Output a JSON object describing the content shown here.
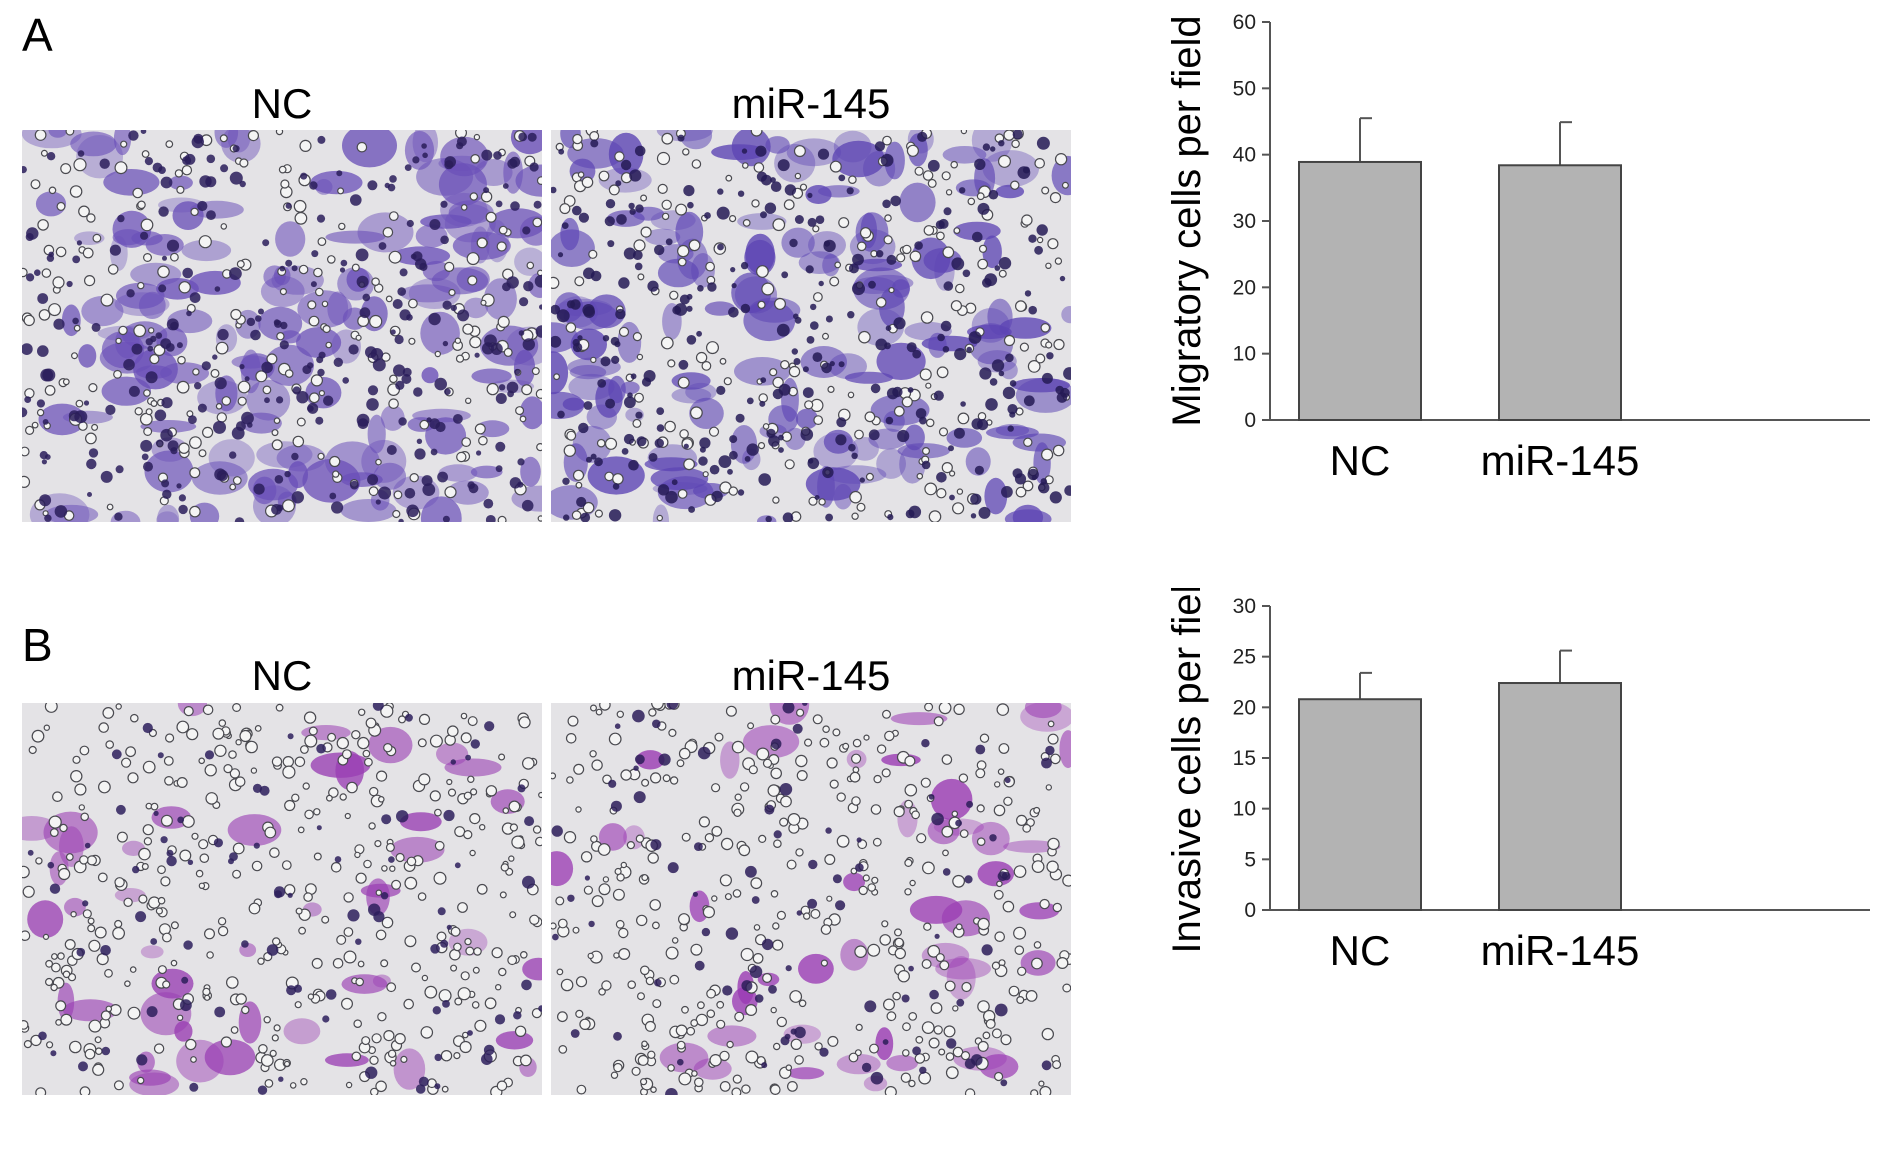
{
  "panels": [
    {
      "letter": "A",
      "images": [
        {
          "label": "NC",
          "stain": "#6a4fb8",
          "nucleus": "#2a1d5a"
        },
        {
          "label": "miR-145",
          "stain": "#5d45b4",
          "nucleus": "#251a55"
        }
      ]
    },
    {
      "letter": "B",
      "images": [
        {
          "label": "NC",
          "stain": "#9a3fb3",
          "nucleus": "#2d1f5c"
        },
        {
          "label": "miR-145",
          "stain": "#9a3ab3",
          "nucleus": "#2b1c58"
        }
      ]
    }
  ],
  "chart_data": [
    {
      "type": "bar",
      "categories": [
        "NC",
        "miR-145"
      ],
      "values": [
        38.9,
        38.4
      ],
      "errors": [
        6.6,
        6.5
      ],
      "ylabel": "Migratory cells per field",
      "xlabel": "",
      "ylim": [
        0,
        60
      ],
      "yticks": [
        0,
        10,
        20,
        30,
        40,
        50,
        60
      ],
      "bar_color": "#b3b3b3",
      "grid": false
    },
    {
      "type": "bar",
      "categories": [
        "NC",
        "miR-145"
      ],
      "values": [
        20.8,
        22.4
      ],
      "errors": [
        2.6,
        3.2
      ],
      "ylabel": "Invasive cells per field",
      "xlabel": "",
      "ylim": [
        0,
        30
      ],
      "yticks": [
        0,
        5,
        10,
        15,
        20,
        25,
        30
      ],
      "bar_color": "#b3b3b3",
      "grid": false
    }
  ]
}
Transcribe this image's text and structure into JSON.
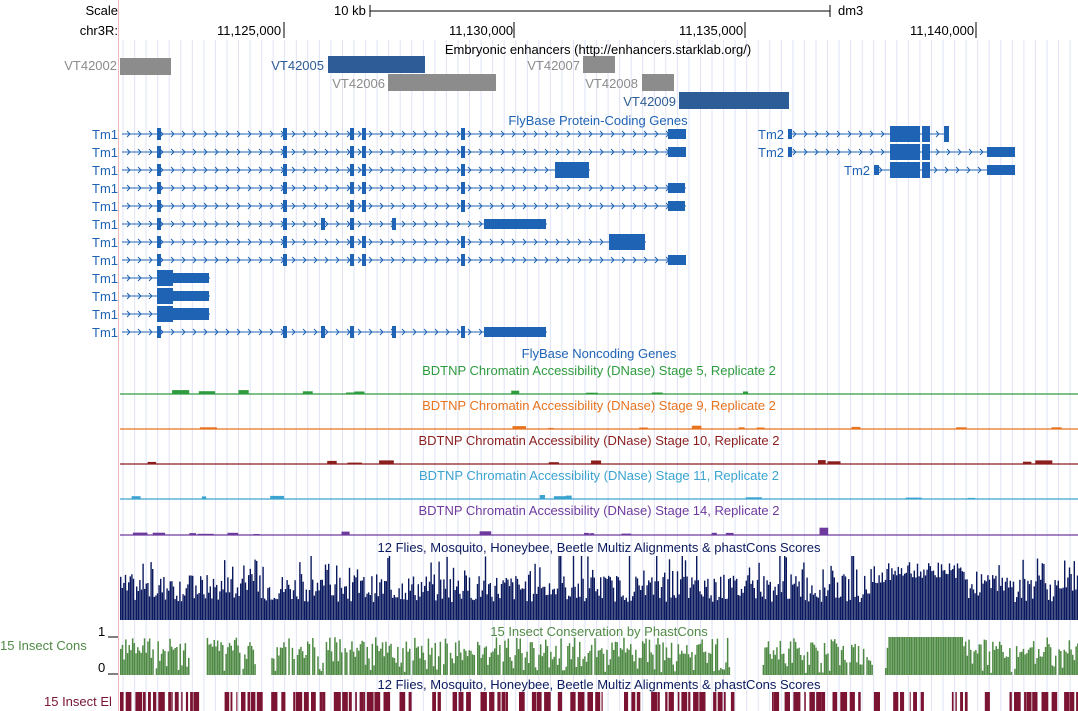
{
  "ruler": {
    "scale_label": "Scale",
    "scale_bar_label": "10 kb",
    "assembly": "dm3",
    "chrom_label": "chr3R:",
    "positions": [
      "11,125,000",
      "11,130,000",
      "11,135,000",
      "11,140,000"
    ]
  },
  "tracks": {
    "enhancers_title": "Embryonic enhancers (http://enhancers.starklab.org/)",
    "enhancers": [
      {
        "name": "VT42002",
        "color": "#8c8c8c"
      },
      {
        "name": "VT42005",
        "color": "#2e5c96"
      },
      {
        "name": "VT42006",
        "color": "#8c8c8c"
      },
      {
        "name": "VT42007",
        "color": "#8c8c8c"
      },
      {
        "name": "VT42008",
        "color": "#8c8c8c"
      },
      {
        "name": "VT42009",
        "color": "#2e5c96"
      }
    ],
    "coding_title": "FlyBase Protein-Coding Genes",
    "gene_color": "#1f63b4",
    "tm1_label": "Tm1",
    "tm2_label": "Tm2",
    "noncoding_title": "FlyBase Noncoding Genes",
    "dnase": [
      {
        "title": "BDTNP Chromatin Accessibility (DNase) Stage 5, Replicate 2",
        "color": "#2e9c3e"
      },
      {
        "title": "BDTNP Chromatin Accessibility (DNase) Stage 9, Replicate 2",
        "color": "#e8731f"
      },
      {
        "title": "BDTNP Chromatin Accessibility (DNase) Stage 10, Replicate 2",
        "color": "#8b1d1d"
      },
      {
        "title": "BDTNP Chromatin Accessibility (DNase) Stage 11, Replicate 2",
        "color": "#3ba3d0"
      },
      {
        "title": "BDTNP Chromatin Accessibility (DNase) Stage 14, Replicate 2",
        "color": "#6e3a9e"
      }
    ],
    "multiz_title": "12 Flies, Mosquito, Honeybee, Beetle Multiz Alignments & phastCons Scores",
    "multiz_color": "#0b1a5e",
    "phastcons_title": "15 Insect Conservation by PhastCons",
    "phastcons_label": "15 Insect Cons",
    "phastcons_color": "#4f8a44",
    "axis_max": "1",
    "axis_min": "0",
    "multiz2_title": "12 Flies, Mosquito, Honeybee, Beetle Multiz Alignments & phastCons Scores",
    "elements_label": "15 Insect El",
    "elements_color": "#7a1432"
  }
}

▸ What you are asked to do:
Set down every line of the entries above again, exactly as written, but not the pictures.

▸ Solved exercise:
Output a JSON object describing the content shown here.
{
  "panels": [
    {
      "letter": "A",
      "images": [
        {
          "label": "NC",
          "stain": "#6a4fb8",
          "nucleus": "#2a1d5a"
        },
        {
          "label": "miR-145",
          "stain": "#5d45b4",
          "nucleus": "#251a55"
        }
      ]
    },
    {
      "letter": "B",
      "images": [
        {
          "label": "NC",
          "stain": "#9a3fb3",
          "nucleus": "#2d1f5c"
        },
        {
          "label": "miR-145",
          "stain": "#9a3ab3",
          "nucleus": "#2b1c58"
        }
      ]
    }
  ],
  "chart_data": [
    {
      "type": "bar",
      "categories": [
        "NC",
        "miR-145"
      ],
      "values": [
        38.9,
        38.4
      ],
      "errors": [
        6.6,
        6.5
      ],
      "ylabel": "Migratory cells per field",
      "xlabel": "",
      "ylim": [
        0,
        60
      ],
      "yticks": [
        0,
        10,
        20,
        30,
        40,
        50,
        60
      ],
      "bar_color": "#b3b3b3",
      "grid": false
    },
    {
      "type": "bar",
      "categories": [
        "NC",
        "miR-145"
      ],
      "values": [
        20.8,
        22.4
      ],
      "errors": [
        2.6,
        3.2
      ],
      "ylabel": "Invasive cells per field",
      "xlabel": "",
      "ylim": [
        0,
        30
      ],
      "yticks": [
        0,
        5,
        10,
        15,
        20,
        25,
        30
      ],
      "bar_color": "#b3b3b3",
      "grid": false
    }
  ]
}
Transcribe this image's text and structure into JSON.
{
  "ruler": {
    "scale_label": "Scale",
    "scale_bar_label": "10 kb",
    "assembly": "dm3",
    "chrom_label": "chr3R:",
    "positions": [
      "11,125,000",
      "11,130,000",
      "11,135,000",
      "11,140,000"
    ]
  },
  "tracks": {
    "enhancers_title": "Embryonic enhancers (http://enhancers.starklab.org/)",
    "enhancers": [
      {
        "name": "VT42002",
        "color": "#8c8c8c"
      },
      {
        "name": "VT42005",
        "color": "#2e5c96"
      },
      {
        "name": "VT42006",
        "color": "#8c8c8c"
      },
      {
        "name": "VT42007",
        "color": "#8c8c8c"
      },
      {
        "name": "VT42008",
        "color": "#8c8c8c"
      },
      {
        "name": "VT42009",
        "color": "#2e5c96"
      }
    ],
    "coding_title": "FlyBase Protein-Coding Genes",
    "gene_color": "#1f63b4",
    "tm1_label": "Tm1",
    "tm2_label": "Tm2",
    "noncoding_title": "FlyBase Noncoding Genes",
    "dnase": [
      {
        "title": "BDTNP Chromatin Accessibility (DNase) Stage 5, Replicate 2",
        "color": "#2e9c3e"
      },
      {
        "title": "BDTNP Chromatin Accessibility (DNase) Stage 9, Replicate 2",
        "color": "#e8731f"
      },
      {
        "title": "BDTNP Chromatin Accessibility (DNase) Stage 10, Replicate 2",
        "color": "#8b1d1d"
      },
      {
        "title": "BDTNP Chromatin Accessibility (DNase) Stage 11, Replicate 2",
        "color": "#3ba3d0"
      },
      {
        "title": "BDTNP Chromatin Accessibility (DNase) Stage 14, Replicate 2",
        "color": "#6e3a9e"
      }
    ],
    "multiz_title": "12 Flies, Mosquito, Honeybee, Beetle Multiz Alignments & phastCons Scores",
    "multiz_color": "#0b1a5e",
    "phastcons_title": "15 Insect Conservation by PhastCons",
    "phastcons_label": "15 Insect Cons",
    "phastcons_color": "#4f8a44",
    "axis_max": "1",
    "axis_min": "0",
    "multiz2_title": "12 Flies, Mosquito, Honeybee, Beetle Multiz Alignments & phastCons Scores",
    "elements_label": "15 Insect El",
    "elements_color": "#7a1432"
  }
}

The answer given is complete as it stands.